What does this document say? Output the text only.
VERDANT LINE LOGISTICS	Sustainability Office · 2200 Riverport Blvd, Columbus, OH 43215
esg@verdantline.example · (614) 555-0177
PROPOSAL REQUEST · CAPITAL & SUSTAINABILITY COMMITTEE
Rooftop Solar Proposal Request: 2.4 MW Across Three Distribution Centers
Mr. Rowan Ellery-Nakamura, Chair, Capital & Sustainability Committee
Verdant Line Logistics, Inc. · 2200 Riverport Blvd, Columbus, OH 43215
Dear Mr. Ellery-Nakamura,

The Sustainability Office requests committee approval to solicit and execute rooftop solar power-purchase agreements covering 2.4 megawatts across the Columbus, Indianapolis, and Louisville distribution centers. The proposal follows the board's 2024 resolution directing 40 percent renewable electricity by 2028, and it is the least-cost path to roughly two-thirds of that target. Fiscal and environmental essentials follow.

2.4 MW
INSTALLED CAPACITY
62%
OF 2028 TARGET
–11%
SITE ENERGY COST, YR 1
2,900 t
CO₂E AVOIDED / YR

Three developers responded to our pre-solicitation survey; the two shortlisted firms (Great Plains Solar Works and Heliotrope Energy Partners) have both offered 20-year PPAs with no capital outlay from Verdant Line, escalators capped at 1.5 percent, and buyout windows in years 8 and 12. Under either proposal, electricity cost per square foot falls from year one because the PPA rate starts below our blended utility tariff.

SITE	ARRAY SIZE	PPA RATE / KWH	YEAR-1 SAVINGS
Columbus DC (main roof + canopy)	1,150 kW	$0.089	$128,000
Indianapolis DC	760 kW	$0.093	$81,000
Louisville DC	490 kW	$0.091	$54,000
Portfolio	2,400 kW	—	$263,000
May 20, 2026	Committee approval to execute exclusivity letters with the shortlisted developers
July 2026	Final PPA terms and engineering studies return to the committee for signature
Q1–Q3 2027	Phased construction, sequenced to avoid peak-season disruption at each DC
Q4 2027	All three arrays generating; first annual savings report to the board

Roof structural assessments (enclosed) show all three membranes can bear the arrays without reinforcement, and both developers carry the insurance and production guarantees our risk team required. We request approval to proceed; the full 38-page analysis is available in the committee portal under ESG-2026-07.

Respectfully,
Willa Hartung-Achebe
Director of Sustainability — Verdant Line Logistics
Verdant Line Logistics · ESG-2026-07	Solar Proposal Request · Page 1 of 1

(Required work):
Above are the records; copy all of them exactly.

(Task answer):
What does this document say? Output the text only.
VERDANT LINE LOGISTICS	Sustainability Office · 2200 Riverport Blvd, Columbus, OH 43215
esg@verdantline.example · (614) 555-0177
PROPOSAL REQUEST · CAPITAL & SUSTAINABILITY COMMITTEE
Rooftop Solar Proposal Request: 2.4 MW Across Three Distribution Centers
Mr. Rowan Ellery-Nakamura, Chair, Capital & Sustainability Committee
Verdant Line Logistics, Inc. · 2200 Riverport Blvd, Columbus, OH 43215
Dear Mr. Ellery-Nakamura,

The Sustainability Office requests committee approval to solicit and execute rooftop solar power-purchase agreements covering 2.4 megawatts across the Columbus, Indianapolis, and Louisville distribution centers. The proposal follows the board's 2024 resolution directing 40 percent renewable electricity by 2028, and it is the least-cost path to roughly two-thirds of that target. Fiscal and environmental essentials follow.

2.4 MW
INSTALLED CAPACITY
62%
OF 2028 TARGET
–11%
SITE ENERGY COST, YR 1
2,900 t
CO₂E AVOIDED / YR

Three developers responded to our pre-solicitation survey; the two shortlisted firms (Great Plains Solar Works and Heliotrope Energy Partners) have both offered 20-year PPAs with no capital outlay from Verdant Line, escalators capped at 1.5 percent, and buyout windows in years 8 and 12. Under either proposal, electricity cost per square foot falls from year one because the PPA rate starts below our blended utility tariff.

SITE	ARRAY SIZE	PPA RATE / KWH	YEAR-1 SAVINGS
Columbus DC (main roof + canopy)	1,150 kW	$0.089	$128,000
Indianapolis DC	760 kW	$0.093	$81,000
Louisville DC	490 kW	$0.091	$54,000
Portfolio	2,400 kW	—	$263,000
May 20, 2026	Committee approval to execute exclusivity letters with the shortlisted developers
July 2026	Final PPA terms and engineering studies return to the committee for signature
Q1–Q3 2027	Phased construction, sequenced to avoid peak-season disruption at each DC
Q4 2027	All three arrays generating; first annual savings report to the board

Roof structural assessments (enclosed) show all three membranes can bear the arrays without reinforcement, and both developers carry the insurance and production guarantees our risk team required. We request approval to proceed; the full 38-page analysis is available in the committee portal under ESG-2026-07.

Respectfully,
Willa Hartung-Achebe
Director of Sustainability — Verdant Line Logistics
Verdant Line Logistics · ESG-2026-07	Solar Proposal Request · Page 1 of 1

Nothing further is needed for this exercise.